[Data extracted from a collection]
____________
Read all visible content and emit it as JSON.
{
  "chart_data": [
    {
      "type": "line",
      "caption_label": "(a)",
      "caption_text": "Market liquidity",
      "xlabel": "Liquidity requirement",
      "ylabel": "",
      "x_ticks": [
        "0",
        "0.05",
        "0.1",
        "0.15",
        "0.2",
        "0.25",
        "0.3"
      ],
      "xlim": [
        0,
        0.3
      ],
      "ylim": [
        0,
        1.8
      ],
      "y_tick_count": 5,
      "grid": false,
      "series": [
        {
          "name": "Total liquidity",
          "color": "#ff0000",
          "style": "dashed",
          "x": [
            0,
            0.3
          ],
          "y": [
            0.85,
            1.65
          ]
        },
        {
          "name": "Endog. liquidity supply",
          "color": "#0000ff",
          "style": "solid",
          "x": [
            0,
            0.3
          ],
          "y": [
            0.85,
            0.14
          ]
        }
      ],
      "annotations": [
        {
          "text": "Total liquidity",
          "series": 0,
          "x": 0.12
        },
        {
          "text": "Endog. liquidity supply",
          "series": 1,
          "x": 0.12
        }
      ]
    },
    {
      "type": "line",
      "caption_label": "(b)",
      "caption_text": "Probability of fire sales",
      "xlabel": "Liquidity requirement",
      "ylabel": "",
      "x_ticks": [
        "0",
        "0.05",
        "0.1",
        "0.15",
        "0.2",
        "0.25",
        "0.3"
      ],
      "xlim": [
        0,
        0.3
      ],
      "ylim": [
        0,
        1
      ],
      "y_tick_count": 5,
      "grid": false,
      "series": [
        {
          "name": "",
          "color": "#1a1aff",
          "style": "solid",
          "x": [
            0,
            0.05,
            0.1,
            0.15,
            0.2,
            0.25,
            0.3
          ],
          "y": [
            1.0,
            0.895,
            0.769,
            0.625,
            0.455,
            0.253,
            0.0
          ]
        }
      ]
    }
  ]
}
____________
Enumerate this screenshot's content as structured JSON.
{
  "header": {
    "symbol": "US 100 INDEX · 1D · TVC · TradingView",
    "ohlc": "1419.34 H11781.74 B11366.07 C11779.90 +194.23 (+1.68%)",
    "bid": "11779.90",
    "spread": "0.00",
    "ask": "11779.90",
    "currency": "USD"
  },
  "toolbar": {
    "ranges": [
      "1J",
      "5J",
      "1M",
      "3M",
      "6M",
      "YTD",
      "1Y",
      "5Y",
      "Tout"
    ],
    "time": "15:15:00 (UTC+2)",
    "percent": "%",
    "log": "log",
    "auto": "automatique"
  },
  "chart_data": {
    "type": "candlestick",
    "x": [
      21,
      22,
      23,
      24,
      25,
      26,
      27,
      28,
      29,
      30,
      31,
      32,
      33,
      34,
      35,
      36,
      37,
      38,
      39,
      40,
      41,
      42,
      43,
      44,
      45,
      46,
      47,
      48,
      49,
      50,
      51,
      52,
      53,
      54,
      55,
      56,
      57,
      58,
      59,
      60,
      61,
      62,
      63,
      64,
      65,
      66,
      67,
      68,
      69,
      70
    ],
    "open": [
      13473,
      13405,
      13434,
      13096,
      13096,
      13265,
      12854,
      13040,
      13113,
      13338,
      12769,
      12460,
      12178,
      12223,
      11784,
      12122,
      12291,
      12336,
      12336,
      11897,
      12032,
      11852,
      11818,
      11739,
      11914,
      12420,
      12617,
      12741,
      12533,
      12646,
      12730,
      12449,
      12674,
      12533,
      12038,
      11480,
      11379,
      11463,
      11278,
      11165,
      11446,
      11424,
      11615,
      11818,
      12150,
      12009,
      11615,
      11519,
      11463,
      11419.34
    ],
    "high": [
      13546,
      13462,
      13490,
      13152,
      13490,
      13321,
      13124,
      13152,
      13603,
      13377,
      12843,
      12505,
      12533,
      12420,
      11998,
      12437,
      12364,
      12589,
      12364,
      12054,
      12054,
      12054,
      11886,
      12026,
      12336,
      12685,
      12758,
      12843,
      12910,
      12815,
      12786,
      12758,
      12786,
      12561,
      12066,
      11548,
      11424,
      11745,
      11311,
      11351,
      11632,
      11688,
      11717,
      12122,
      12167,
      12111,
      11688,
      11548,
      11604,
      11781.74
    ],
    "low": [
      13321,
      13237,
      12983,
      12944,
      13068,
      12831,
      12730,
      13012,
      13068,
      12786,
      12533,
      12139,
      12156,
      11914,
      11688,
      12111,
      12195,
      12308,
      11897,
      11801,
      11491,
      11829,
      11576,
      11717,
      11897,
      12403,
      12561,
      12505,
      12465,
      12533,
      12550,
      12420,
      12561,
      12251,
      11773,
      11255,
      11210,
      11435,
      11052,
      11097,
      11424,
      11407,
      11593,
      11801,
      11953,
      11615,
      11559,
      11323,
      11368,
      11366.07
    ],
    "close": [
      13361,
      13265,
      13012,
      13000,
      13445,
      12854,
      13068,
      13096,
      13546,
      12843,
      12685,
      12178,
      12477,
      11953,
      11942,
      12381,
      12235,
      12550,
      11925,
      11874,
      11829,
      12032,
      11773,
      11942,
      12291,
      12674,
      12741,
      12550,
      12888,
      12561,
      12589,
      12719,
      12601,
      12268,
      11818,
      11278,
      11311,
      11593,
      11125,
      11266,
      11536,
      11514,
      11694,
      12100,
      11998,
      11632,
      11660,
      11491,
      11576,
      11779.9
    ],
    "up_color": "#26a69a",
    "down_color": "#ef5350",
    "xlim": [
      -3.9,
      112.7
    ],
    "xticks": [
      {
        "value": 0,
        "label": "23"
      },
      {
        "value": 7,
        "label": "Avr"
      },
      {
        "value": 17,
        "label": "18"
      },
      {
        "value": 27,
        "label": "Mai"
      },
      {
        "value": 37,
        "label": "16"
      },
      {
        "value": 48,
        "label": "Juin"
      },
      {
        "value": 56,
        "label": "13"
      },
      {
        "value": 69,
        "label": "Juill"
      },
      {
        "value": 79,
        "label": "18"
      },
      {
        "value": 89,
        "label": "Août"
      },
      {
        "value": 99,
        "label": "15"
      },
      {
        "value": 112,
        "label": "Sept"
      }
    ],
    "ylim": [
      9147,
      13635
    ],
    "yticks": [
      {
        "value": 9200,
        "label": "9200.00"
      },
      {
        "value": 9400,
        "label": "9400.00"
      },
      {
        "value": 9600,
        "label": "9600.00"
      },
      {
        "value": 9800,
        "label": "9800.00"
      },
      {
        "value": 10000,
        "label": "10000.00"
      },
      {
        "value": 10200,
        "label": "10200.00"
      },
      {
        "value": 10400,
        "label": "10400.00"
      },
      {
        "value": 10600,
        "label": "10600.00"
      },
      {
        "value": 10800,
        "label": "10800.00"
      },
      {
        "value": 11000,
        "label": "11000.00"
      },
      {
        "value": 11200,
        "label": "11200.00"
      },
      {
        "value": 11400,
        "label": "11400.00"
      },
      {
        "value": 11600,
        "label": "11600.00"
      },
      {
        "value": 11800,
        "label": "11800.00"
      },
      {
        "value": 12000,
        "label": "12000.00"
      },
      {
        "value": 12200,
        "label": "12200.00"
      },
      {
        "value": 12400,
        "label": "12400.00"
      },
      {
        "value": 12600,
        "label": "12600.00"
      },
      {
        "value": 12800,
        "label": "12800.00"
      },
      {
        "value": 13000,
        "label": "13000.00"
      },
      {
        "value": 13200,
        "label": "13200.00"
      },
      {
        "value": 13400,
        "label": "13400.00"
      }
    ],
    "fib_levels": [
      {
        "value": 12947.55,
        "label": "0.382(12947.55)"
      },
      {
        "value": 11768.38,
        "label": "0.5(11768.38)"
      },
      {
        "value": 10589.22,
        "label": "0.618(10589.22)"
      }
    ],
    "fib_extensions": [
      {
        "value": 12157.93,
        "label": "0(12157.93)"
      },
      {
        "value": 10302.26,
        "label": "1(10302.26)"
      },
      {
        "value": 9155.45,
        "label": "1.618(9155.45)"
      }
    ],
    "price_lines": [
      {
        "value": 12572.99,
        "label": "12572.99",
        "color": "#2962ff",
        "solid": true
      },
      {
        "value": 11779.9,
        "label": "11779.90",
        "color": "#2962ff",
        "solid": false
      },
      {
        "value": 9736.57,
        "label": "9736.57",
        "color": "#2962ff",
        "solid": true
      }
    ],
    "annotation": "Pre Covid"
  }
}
____________
Description of the task:
Review the preceding data and report every line that includes the string "supply".

In response:
          "name": "Endog. liquidity supply",
          "text": "Endog. liquidity supply",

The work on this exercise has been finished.